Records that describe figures
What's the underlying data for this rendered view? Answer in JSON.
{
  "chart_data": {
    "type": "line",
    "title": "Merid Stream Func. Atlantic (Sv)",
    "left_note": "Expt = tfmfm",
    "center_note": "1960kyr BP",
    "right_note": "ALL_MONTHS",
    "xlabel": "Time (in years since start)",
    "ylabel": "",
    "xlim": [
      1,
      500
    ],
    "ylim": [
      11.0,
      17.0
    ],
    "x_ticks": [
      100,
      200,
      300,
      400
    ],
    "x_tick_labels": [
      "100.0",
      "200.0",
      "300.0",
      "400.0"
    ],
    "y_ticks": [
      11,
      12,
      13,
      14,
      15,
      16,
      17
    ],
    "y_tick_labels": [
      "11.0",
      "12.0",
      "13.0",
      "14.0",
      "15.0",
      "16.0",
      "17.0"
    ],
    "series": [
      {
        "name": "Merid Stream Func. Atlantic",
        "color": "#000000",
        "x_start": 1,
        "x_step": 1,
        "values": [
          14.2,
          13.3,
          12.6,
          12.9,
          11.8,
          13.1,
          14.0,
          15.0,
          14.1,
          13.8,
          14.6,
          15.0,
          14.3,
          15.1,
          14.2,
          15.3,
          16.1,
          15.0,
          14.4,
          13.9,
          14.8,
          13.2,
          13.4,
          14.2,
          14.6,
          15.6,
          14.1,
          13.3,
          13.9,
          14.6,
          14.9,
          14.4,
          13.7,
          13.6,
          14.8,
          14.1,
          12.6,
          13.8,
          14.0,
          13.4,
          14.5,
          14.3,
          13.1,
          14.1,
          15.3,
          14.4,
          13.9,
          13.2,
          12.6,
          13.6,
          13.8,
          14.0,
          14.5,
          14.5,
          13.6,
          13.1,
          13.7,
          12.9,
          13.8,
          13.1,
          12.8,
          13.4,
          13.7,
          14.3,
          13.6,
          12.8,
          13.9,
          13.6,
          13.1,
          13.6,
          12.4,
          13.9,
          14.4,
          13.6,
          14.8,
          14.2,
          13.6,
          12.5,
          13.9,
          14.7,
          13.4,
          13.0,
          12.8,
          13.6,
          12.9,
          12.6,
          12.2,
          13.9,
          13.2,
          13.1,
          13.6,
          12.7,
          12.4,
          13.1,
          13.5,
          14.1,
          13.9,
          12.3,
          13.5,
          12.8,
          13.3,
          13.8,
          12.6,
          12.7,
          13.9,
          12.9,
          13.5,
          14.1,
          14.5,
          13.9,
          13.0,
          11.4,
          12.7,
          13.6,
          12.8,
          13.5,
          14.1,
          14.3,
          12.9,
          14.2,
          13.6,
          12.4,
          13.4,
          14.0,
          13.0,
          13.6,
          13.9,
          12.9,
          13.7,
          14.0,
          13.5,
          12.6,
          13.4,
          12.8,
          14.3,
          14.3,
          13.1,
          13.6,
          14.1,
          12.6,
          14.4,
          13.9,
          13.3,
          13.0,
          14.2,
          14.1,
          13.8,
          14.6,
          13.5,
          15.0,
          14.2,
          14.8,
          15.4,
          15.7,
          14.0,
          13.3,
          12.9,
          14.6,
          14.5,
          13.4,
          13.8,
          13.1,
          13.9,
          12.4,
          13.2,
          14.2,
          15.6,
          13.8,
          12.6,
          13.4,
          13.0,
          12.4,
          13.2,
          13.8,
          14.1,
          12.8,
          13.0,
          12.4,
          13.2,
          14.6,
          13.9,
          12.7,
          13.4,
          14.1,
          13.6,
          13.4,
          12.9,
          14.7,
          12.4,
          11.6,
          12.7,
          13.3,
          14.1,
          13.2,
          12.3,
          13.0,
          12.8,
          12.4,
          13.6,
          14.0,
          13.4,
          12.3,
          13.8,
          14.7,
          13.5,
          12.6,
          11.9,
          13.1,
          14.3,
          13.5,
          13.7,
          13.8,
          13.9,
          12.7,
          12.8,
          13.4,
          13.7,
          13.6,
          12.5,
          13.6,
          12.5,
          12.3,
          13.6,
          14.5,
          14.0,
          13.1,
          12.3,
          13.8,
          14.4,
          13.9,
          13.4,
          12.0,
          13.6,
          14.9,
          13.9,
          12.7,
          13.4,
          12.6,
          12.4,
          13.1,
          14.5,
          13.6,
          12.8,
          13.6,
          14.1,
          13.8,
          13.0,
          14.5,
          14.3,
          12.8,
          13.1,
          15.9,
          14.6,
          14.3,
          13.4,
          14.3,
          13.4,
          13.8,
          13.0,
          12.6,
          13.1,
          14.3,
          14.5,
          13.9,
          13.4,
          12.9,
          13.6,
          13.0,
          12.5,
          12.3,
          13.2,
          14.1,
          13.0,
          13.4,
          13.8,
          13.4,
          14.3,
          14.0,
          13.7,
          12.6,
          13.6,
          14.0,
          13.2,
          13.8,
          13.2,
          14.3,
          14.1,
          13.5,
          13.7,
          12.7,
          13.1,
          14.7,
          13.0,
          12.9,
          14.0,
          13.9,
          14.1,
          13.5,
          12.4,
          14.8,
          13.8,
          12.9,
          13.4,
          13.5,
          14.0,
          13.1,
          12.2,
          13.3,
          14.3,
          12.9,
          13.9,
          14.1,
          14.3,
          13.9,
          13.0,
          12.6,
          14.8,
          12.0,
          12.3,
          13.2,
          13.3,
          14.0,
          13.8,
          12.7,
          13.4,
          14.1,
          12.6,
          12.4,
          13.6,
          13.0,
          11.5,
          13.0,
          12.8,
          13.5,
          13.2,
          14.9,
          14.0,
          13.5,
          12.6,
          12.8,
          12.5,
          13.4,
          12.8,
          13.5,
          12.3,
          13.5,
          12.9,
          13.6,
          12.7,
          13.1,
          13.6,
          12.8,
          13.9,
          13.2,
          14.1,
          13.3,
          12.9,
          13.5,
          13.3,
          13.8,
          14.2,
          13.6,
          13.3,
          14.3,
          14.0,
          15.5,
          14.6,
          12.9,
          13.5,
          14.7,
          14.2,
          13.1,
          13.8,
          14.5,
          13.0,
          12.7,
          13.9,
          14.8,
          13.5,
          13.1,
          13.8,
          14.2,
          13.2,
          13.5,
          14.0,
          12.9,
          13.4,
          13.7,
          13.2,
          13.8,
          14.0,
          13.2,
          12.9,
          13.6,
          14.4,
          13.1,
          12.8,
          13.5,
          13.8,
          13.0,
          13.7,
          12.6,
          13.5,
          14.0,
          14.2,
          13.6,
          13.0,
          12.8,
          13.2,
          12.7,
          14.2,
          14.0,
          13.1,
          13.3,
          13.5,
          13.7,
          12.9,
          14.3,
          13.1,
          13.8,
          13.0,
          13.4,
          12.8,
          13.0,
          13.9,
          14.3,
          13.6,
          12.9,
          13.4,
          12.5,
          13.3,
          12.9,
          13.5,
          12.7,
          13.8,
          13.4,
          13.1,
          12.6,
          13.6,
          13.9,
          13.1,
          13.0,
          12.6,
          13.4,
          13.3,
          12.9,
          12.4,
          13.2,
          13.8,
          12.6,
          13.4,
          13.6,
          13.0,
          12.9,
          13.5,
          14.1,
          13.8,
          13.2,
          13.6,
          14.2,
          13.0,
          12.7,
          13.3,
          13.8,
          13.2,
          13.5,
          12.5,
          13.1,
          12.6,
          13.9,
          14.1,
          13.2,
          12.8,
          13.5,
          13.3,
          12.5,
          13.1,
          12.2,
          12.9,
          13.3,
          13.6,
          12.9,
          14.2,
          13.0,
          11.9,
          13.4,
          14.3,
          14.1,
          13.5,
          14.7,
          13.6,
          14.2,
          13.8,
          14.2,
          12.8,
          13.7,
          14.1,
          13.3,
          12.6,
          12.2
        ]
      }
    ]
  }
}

Task brief:
Please repeat the listing above in full and exactly.

Completed exercise:
What's the underlying data for this rendered view? Answer in JSON.
{
  "chart_data": {
    "type": "line",
    "title": "Merid Stream Func. Atlantic (Sv)",
    "left_note": "Expt = tfmfm",
    "center_note": "1960kyr BP",
    "right_note": "ALL_MONTHS",
    "xlabel": "Time (in years since start)",
    "ylabel": "",
    "xlim": [
      1,
      500
    ],
    "ylim": [
      11.0,
      17.0
    ],
    "x_ticks": [
      100,
      200,
      300,
      400
    ],
    "x_tick_labels": [
      "100.0",
      "200.0",
      "300.0",
      "400.0"
    ],
    "y_ticks": [
      11,
      12,
      13,
      14,
      15,
      16,
      17
    ],
    "y_tick_labels": [
      "11.0",
      "12.0",
      "13.0",
      "14.0",
      "15.0",
      "16.0",
      "17.0"
    ],
    "series": [
      {
        "name": "Merid Stream Func. Atlantic",
        "color": "#000000",
        "x_start": 1,
        "x_step": 1,
        "values": [
          14.2,
          13.3,
          12.6,
          12.9,
          11.8,
          13.1,
          14.0,
          15.0,
          14.1,
          13.8,
          14.6,
          15.0,
          14.3,
          15.1,
          14.2,
          15.3,
          16.1,
          15.0,
          14.4,
          13.9,
          14.8,
          13.2,
          13.4,
          14.2,
          14.6,
          15.6,
          14.1,
          13.3,
          13.9,
          14.6,
          14.9,
          14.4,
          13.7,
          13.6,
          14.8,
          14.1,
          12.6,
          13.8,
          14.0,
          13.4,
          14.5,
          14.3,
          13.1,
          14.1,
          15.3,
          14.4,
          13.9,
          13.2,
          12.6,
          13.6,
          13.8,
          14.0,
          14.5,
          14.5,
          13.6,
          13.1,
          13.7,
          12.9,
          13.8,
          13.1,
          12.8,
          13.4,
          13.7,
          14.3,
          13.6,
          12.8,
          13.9,
          13.6,
          13.1,
          13.6,
          12.4,
          13.9,
          14.4,
          13.6,
          14.8,
          14.2,
          13.6,
          12.5,
          13.9,
          14.7,
          13.4,
          13.0,
          12.8,
          13.6,
          12.9,
          12.6,
          12.2,
          13.9,
          13.2,
          13.1,
          13.6,
          12.7,
          12.4,
          13.1,
          13.5,
          14.1,
          13.9,
          12.3,
          13.5,
          12.8,
          13.3,
          13.8,
          12.6,
          12.7,
          13.9,
          12.9,
          13.5,
          14.1,
          14.5,
          13.9,
          13.0,
          11.4,
          12.7,
          13.6,
          12.8,
          13.5,
          14.1,
          14.3,
          12.9,
          14.2,
          13.6,
          12.4,
          13.4,
          14.0,
          13.0,
          13.6,
          13.9,
          12.9,
          13.7,
          14.0,
          13.5,
          12.6,
          13.4,
          12.8,
          14.3,
          14.3,
          13.1,
          13.6,
          14.1,
          12.6,
          14.4,
          13.9,
          13.3,
          13.0,
          14.2,
          14.1,
          13.8,
          14.6,
          13.5,
          15.0,
          14.2,
          14.8,
          15.4,
          15.7,
          14.0,
          13.3,
          12.9,
          14.6,
          14.5,
          13.4,
          13.8,
          13.1,
          13.9,
          12.4,
          13.2,
          14.2,
          15.6,
          13.8,
          12.6,
          13.4,
          13.0,
          12.4,
          13.2,
          13.8,
          14.1,
          12.8,
          13.0,
          12.4,
          13.2,
          14.6,
          13.9,
          12.7,
          13.4,
          14.1,
          13.6,
          13.4,
          12.9,
          14.7,
          12.4,
          11.6,
          12.7,
          13.3,
          14.1,
          13.2,
          12.3,
          13.0,
          12.8,
          12.4,
          13.6,
          14.0,
          13.4,
          12.3,
          13.8,
          14.7,
          13.5,
          12.6,
          11.9,
          13.1,
          14.3,
          13.5,
          13.7,
          13.8,
          13.9,
          12.7,
          12.8,
          13.4,
          13.7,
          13.6,
          12.5,
          13.6,
          12.5,
          12.3,
          13.6,
          14.5,
          14.0,
          13.1,
          12.3,
          13.8,
          14.4,
          13.9,
          13.4,
          12.0,
          13.6,
          14.9,
          13.9,
          12.7,
          13.4,
          12.6,
          12.4,
          13.1,
          14.5,
          13.6,
          12.8,
          13.6,
          14.1,
          13.8,
          13.0,
          14.5,
          14.3,
          12.8,
          13.1,
          15.9,
          14.6,
          14.3,
          13.4,
          14.3,
          13.4,
          13.8,
          13.0,
          12.6,
          13.1,
          14.3,
          14.5,
          13.9,
          13.4,
          12.9,
          13.6,
          13.0,
          12.5,
          12.3,
          13.2,
          14.1,
          13.0,
          13.4,
          13.8,
          13.4,
          14.3,
          14.0,
          13.7,
          12.6,
          13.6,
          14.0,
          13.2,
          13.8,
          13.2,
          14.3,
          14.1,
          13.5,
          13.7,
          12.7,
          13.1,
          14.7,
          13.0,
          12.9,
          14.0,
          13.9,
          14.1,
          13.5,
          12.4,
          14.8,
          13.8,
          12.9,
          13.4,
          13.5,
          14.0,
          13.1,
          12.2,
          13.3,
          14.3,
          12.9,
          13.9,
          14.1,
          14.3,
          13.9,
          13.0,
          12.6,
          14.8,
          12.0,
          12.3,
          13.2,
          13.3,
          14.0,
          13.8,
          12.7,
          13.4,
          14.1,
          12.6,
          12.4,
          13.6,
          13.0,
          11.5,
          13.0,
          12.8,
          13.5,
          13.2,
          14.9,
          14.0,
          13.5,
          12.6,
          12.8,
          12.5,
          13.4,
          12.8,
          13.5,
          12.3,
          13.5,
          12.9,
          13.6,
          12.7,
          13.1,
          13.6,
          12.8,
          13.9,
          13.2,
          14.1,
          13.3,
          12.9,
          13.5,
          13.3,
          13.8,
          14.2,
          13.6,
          13.3,
          14.3,
          14.0,
          15.5,
          14.6,
          12.9,
          13.5,
          14.7,
          14.2,
          13.1,
          13.8,
          14.5,
          13.0,
          12.7,
          13.9,
          14.8,
          13.5,
          13.1,
          13.8,
          14.2,
          13.2,
          13.5,
          14.0,
          12.9,
          13.4,
          13.7,
          13.2,
          13.8,
          14.0,
          13.2,
          12.9,
          13.6,
          14.4,
          13.1,
          12.8,
          13.5,
          13.8,
          13.0,
          13.7,
          12.6,
          13.5,
          14.0,
          14.2,
          13.6,
          13.0,
          12.8,
          13.2,
          12.7,
          14.2,
          14.0,
          13.1,
          13.3,
          13.5,
          13.7,
          12.9,
          14.3,
          13.1,
          13.8,
          13.0,
          13.4,
          12.8,
          13.0,
          13.9,
          14.3,
          13.6,
          12.9,
          13.4,
          12.5,
          13.3,
          12.9,
          13.5,
          12.7,
          13.8,
          13.4,
          13.1,
          12.6,
          13.6,
          13.9,
          13.1,
          13.0,
          12.6,
          13.4,
          13.3,
          12.9,
          12.4,
          13.2,
          13.8,
          12.6,
          13.4,
          13.6,
          13.0,
          12.9,
          13.5,
          14.1,
          13.8,
          13.2,
          13.6,
          14.2,
          13.0,
          12.7,
          13.3,
          13.8,
          13.2,
          13.5,
          12.5,
          13.1,
          12.6,
          13.9,
          14.1,
          13.2,
          12.8,
          13.5,
          13.3,
          12.5,
          13.1,
          12.2,
          12.9,
          13.3,
          13.6,
          12.9,
          14.2,
          13.0,
          11.9,
          13.4,
          14.3,
          14.1,
          13.5,
          14.7,
          13.6,
          14.2,
          13.8,
          14.2,
          12.8,
          13.7,
          14.1,
          13.3,
          12.6,
          12.2
        ]
      }
    ]
  }
}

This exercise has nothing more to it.